# GOAL
Every entry below should be repeated exactly; the pictures should not.

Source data
** start **

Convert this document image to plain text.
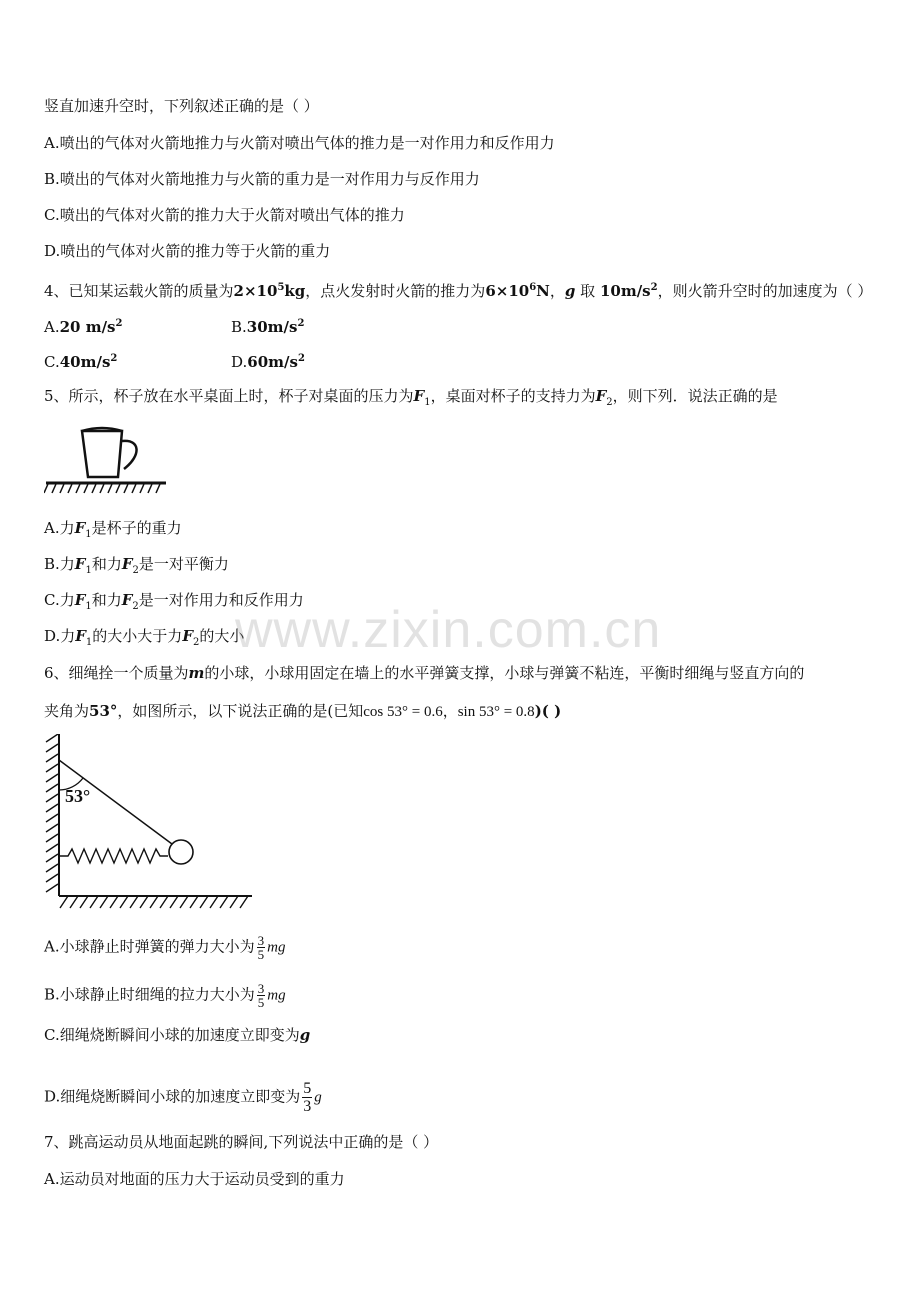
竖直加速升空时，下列叙述正确的是（ ）
A.喷出的气体对火箭地推力与火箭对喷出气体的推力是一对作用力和反作用力
B.喷出的气体对火箭地推力与火箭的重力是一对作用力与反作用力
C.喷出的气体对火箭的推力大于火箭对喷出气体的推力
D.喷出的气体对火箭的推力等于火箭的重力
4、已知某运载火箭的质量为$2\times 10^5kg$，点火发射时火箭的推力为$6\times 10^6N$，g 取 $10m/s^2$，则火箭升空时的加速度为（ ）
A.20 $m/s^2$	$B.30m/s^2$
$C.40m/s^2$	$D.60m/s^2$
5、所示，杯子放在水平桌面上时，杯子对桌面的压力为$F_1$，桌面对杯子的支持力为$F_2$，则下列．说法正确的是
A.力$F_1$是杯子的重力
B.力$F_1$和力$F_2$是一对平衡力
C.力$F_1$和力$F_2$是一对作用力和反作用力
D.力$F_1$的大小大于力$F_2$的大小
www.zixin.com.cn
6、细绳拴一个质量为m的小球，小球用固定在墙上的水平弹簧支撑，小球与弹簧不粘连，平衡时细绳与竖直方向的
夹角为53°，如图所示，以下说法正确的是(已知cos 53° = 0.6，sin 53° = 0.8)( )
53°
A.小球静止时弹簧的弹力大小为 $\frac{3}{5}$ mg
B.小球静止时细绳的拉力大小为 $\frac{3}{5}$ mg
C.细绳烧断瞬间小球的加速度立即变为g
D.细绳烧断瞬间小球的加速度立即变为 $\frac{5}{3}$ g
7、跳高运动员从地面起跳的瞬间,下列说法中正确的是（ ）
A.运动员对地面的压力大于运动员受到的重力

** end **

# WRITTEN ANSWER
Convert this document image to plain text.
竖直加速升空时，下列叙述正确的是（ ）
A.喷出的气体对火箭地推力与火箭对喷出气体的推力是一对作用力和反作用力
B.喷出的气体对火箭地推力与火箭的重力是一对作用力与反作用力
C.喷出的气体对火箭的推力大于火箭对喷出气体的推力
D.喷出的气体对火箭的推力等于火箭的重力
4、已知某运载火箭的质量为$2\times 10^5kg$，点火发射时火箭的推力为$6\times 10^6N$，g 取 $10m/s^2$，则火箭升空时的加速度为（ ）
A.20 $m/s^2$	$B.30m/s^2$
$C.40m/s^2$	$D.60m/s^2$
5、所示，杯子放在水平桌面上时，杯子对桌面的压力为$F_1$，桌面对杯子的支持力为$F_2$，则下列．说法正确的是
A.力$F_1$是杯子的重力
B.力$F_1$和力$F_2$是一对平衡力
C.力$F_1$和力$F_2$是一对作用力和反作用力
D.力$F_1$的大小大于力$F_2$的大小
www.zixin.com.cn
6、细绳拴一个质量为m的小球，小球用固定在墙上的水平弹簧支撑，小球与弹簧不粘连，平衡时细绳与竖直方向的
夹角为53°，如图所示，以下说法正确的是(已知cos 53° = 0.6，sin 53° = 0.8)( )
53°
A.小球静止时弹簧的弹力大小为 $\frac{3}{5}$ mg
B.小球静止时细绳的拉力大小为 $\frac{3}{5}$ mg
C.细绳烧断瞬间小球的加速度立即变为g
D.细绳烧断瞬间小球的加速度立即变为 $\frac{5}{3}$ g
7、跳高运动员从地面起跳的瞬间,下列说法中正确的是（ ）
A.运动员对地面的压力大于运动员受到的重力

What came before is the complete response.